**Records for the exercise**
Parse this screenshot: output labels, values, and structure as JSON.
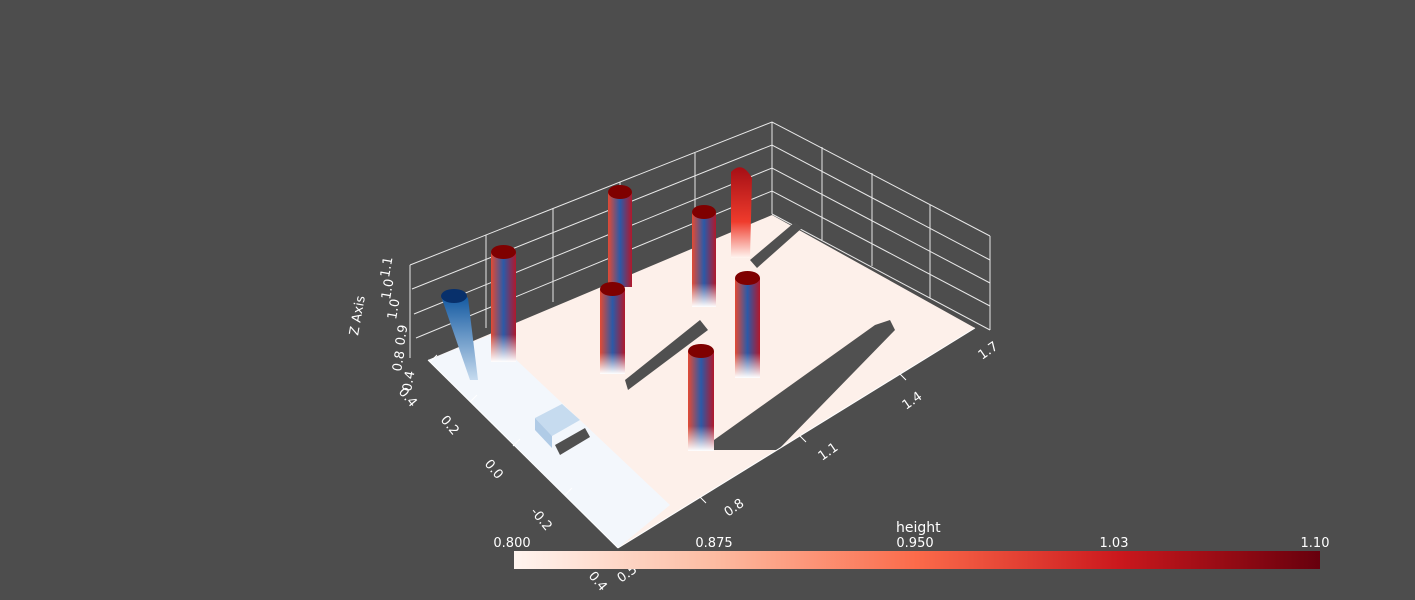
{
  "chart_data": {
    "type": "3d-surface",
    "colorbar": {
      "title": "height",
      "ticks": [
        "0.800",
        "0.875",
        "0.950",
        "1.03",
        "1.10"
      ],
      "range": [
        0.8,
        1.1
      ],
      "colormap": "Reds",
      "colors": [
        "#fff5f0",
        "#fcbba1",
        "#fb6a4a",
        "#cb181d",
        "#67000d"
      ]
    },
    "axes": {
      "x": {
        "label": "",
        "ticks": [
          "0.5",
          "0.8",
          "1.1",
          "1.4",
          "1.7"
        ]
      },
      "y": {
        "label": "",
        "ticks": [
          "0.4",
          "0.2",
          "0.0",
          "-0.2",
          "0.4"
        ]
      },
      "z": {
        "label": "Z Axis",
        "ticks": [
          "0.4",
          "0.8",
          "0.9",
          "1.0",
          "1.0",
          "1.1"
        ]
      }
    },
    "background_color": "#4d4d4d",
    "grid": true
  }
}
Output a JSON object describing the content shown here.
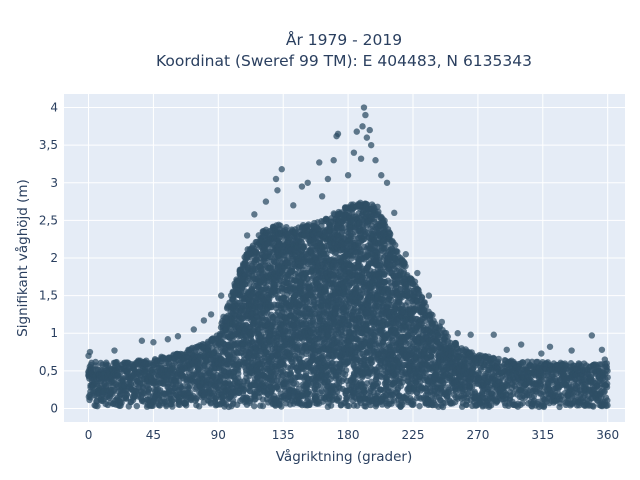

**Problem to work on**
Repeat the data exactly in full, omitting its pictures.

**Worked answer**
Parse this screenshot: output labels, values, and structure as JSON.
{
  "chart_data": {
    "type": "3d-surface",
    "colorbar": {
      "title": "height",
      "ticks": [
        "0.800",
        "0.875",
        "0.950",
        "1.03",
        "1.10"
      ],
      "range": [
        0.8,
        1.1
      ],
      "colormap": "Reds",
      "colors": [
        "#fff5f0",
        "#fcbba1",
        "#fb6a4a",
        "#cb181d",
        "#67000d"
      ]
    },
    "axes": {
      "x": {
        "label": "",
        "ticks": [
          "0.5",
          "0.8",
          "1.1",
          "1.4",
          "1.7"
        ]
      },
      "y": {
        "label": "",
        "ticks": [
          "0.4",
          "0.2",
          "0.0",
          "-0.2",
          "0.4"
        ]
      },
      "z": {
        "label": "Z Axis",
        "ticks": [
          "0.4",
          "0.8",
          "0.9",
          "1.0",
          "1.0",
          "1.1"
        ]
      }
    },
    "background_color": "#4d4d4d",
    "grid": true
  }
}
Output a JSON object describing the content shown here.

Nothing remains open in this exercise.